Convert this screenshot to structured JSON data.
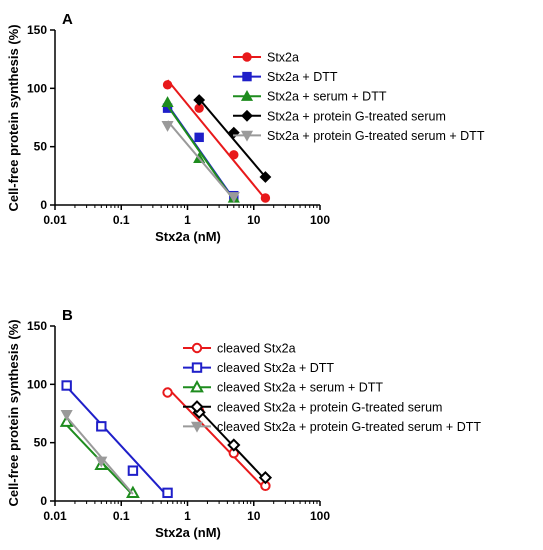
{
  "colors": {
    "red": "#e8191b",
    "blue": "#1f1fc9",
    "green": "#1e8c1e",
    "black": "#000000",
    "grey": "#9a9a9a"
  },
  "chart_data": [
    {
      "panel": "A",
      "type": "scatter",
      "xlabel": "Stx2a (nM)",
      "ylabel": "Cell-free protein synthesis (%)",
      "xscale": "log",
      "xlim": [
        0.01,
        100
      ],
      "ylim": [
        0,
        150
      ],
      "xticks": [
        "0.01",
        "0.1",
        "1",
        "10",
        "100"
      ],
      "yticks": [
        "0",
        "50",
        "100",
        "150"
      ],
      "legend_position": "right",
      "series": [
        {
          "name": "Stx2a",
          "color": "red",
          "marker": "circle",
          "filled": true,
          "x": [
            0.5,
            1.5,
            5,
            15
          ],
          "y": [
            103,
            83,
            43,
            6
          ],
          "fit": [
            [
              0.5,
              107
            ],
            [
              15,
              5
            ]
          ]
        },
        {
          "name": "Stx2a + DTT",
          "color": "blue",
          "marker": "square",
          "filled": true,
          "x": [
            0.5,
            1.5,
            5
          ],
          "y": [
            83,
            58,
            8
          ],
          "fit": [
            [
              0.5,
              86
            ],
            [
              5,
              5
            ]
          ]
        },
        {
          "name": "Stx2a + serum + DTT",
          "color": "green",
          "marker": "triangle-up",
          "filled": true,
          "x": [
            0.5,
            1.5,
            5
          ],
          "y": [
            88,
            40,
            6
          ],
          "fit": [
            [
              0.5,
              85
            ],
            [
              5,
              4
            ]
          ]
        },
        {
          "name": "Stx2a + protein G-treated serum",
          "color": "black",
          "marker": "diamond",
          "filled": true,
          "x": [
            1.5,
            5,
            15
          ],
          "y": [
            90,
            62,
            24
          ],
          "fit": [
            [
              1.5,
              91
            ],
            [
              15,
              24
            ]
          ]
        },
        {
          "name": "Stx2a + protein G-treated serum + DTT",
          "color": "grey",
          "marker": "triangle-down",
          "filled": true,
          "x": [
            0.5,
            5
          ],
          "y": [
            68,
            7
          ],
          "fit": [
            [
              0.5,
              72
            ],
            [
              5,
              5
            ]
          ]
        }
      ]
    },
    {
      "panel": "B",
      "type": "scatter",
      "xlabel": "Stx2a (nM)",
      "ylabel": "Cell-free protein synthesis (%)",
      "xscale": "log",
      "xlim": [
        0.01,
        100
      ],
      "ylim": [
        0,
        150
      ],
      "xticks": [
        "0.01",
        "0.1",
        "1",
        "10",
        "100"
      ],
      "yticks": [
        "0",
        "50",
        "100",
        "150"
      ],
      "legend_position": "right",
      "series": [
        {
          "name": "cleaved Stx2a",
          "color": "red",
          "marker": "circle",
          "filled": false,
          "x": [
            0.5,
            1.5,
            5,
            15
          ],
          "y": [
            93,
            77,
            41,
            13
          ],
          "fit": [
            [
              0.5,
              97
            ],
            [
              15,
              10
            ]
          ]
        },
        {
          "name": "cleaved Stx2a + DTT",
          "color": "blue",
          "marker": "square",
          "filled": false,
          "x": [
            0.015,
            0.05,
            0.15,
            0.5
          ],
          "y": [
            99,
            64,
            26,
            7
          ],
          "fit": [
            [
              0.015,
              98
            ],
            [
              0.5,
              4
            ]
          ]
        },
        {
          "name": "cleaved Stx2a + serum + DTT",
          "color": "green",
          "marker": "triangle-up",
          "filled": false,
          "x": [
            0.015,
            0.05,
            0.15
          ],
          "y": [
            68,
            31,
            7
          ],
          "fit": [
            [
              0.015,
              65
            ],
            [
              0.15,
              5
            ]
          ]
        },
        {
          "name": "cleaved Stx2a + protein G-treated serum",
          "color": "black",
          "marker": "diamond",
          "filled": false,
          "x": [
            1.5,
            5,
            15
          ],
          "y": [
            76,
            48,
            20
          ],
          "fit": [
            [
              1.5,
              78
            ],
            [
              15,
              18
            ]
          ]
        },
        {
          "name": "cleaved Stx2a + protein G-treated serum + DTT",
          "color": "grey",
          "marker": "triangle-down",
          "filled": true,
          "x": [
            0.015,
            0.05
          ],
          "y": [
            74,
            34
          ],
          "fit": [
            [
              0.015,
              72
            ],
            [
              0.15,
              6
            ]
          ]
        }
      ]
    }
  ]
}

--------

**Task description:**
Report every line from the material above that mentions the word "treated".

**Reply to the task:**
          "name": "Stx2a + protein G-treated serum",
          "name": "Stx2a + protein G-treated serum + DTT",
          "name": "cleaved Stx2a + protein G-treated serum",
          "name": "cleaved Stx2a + protein G-treated serum + DTT",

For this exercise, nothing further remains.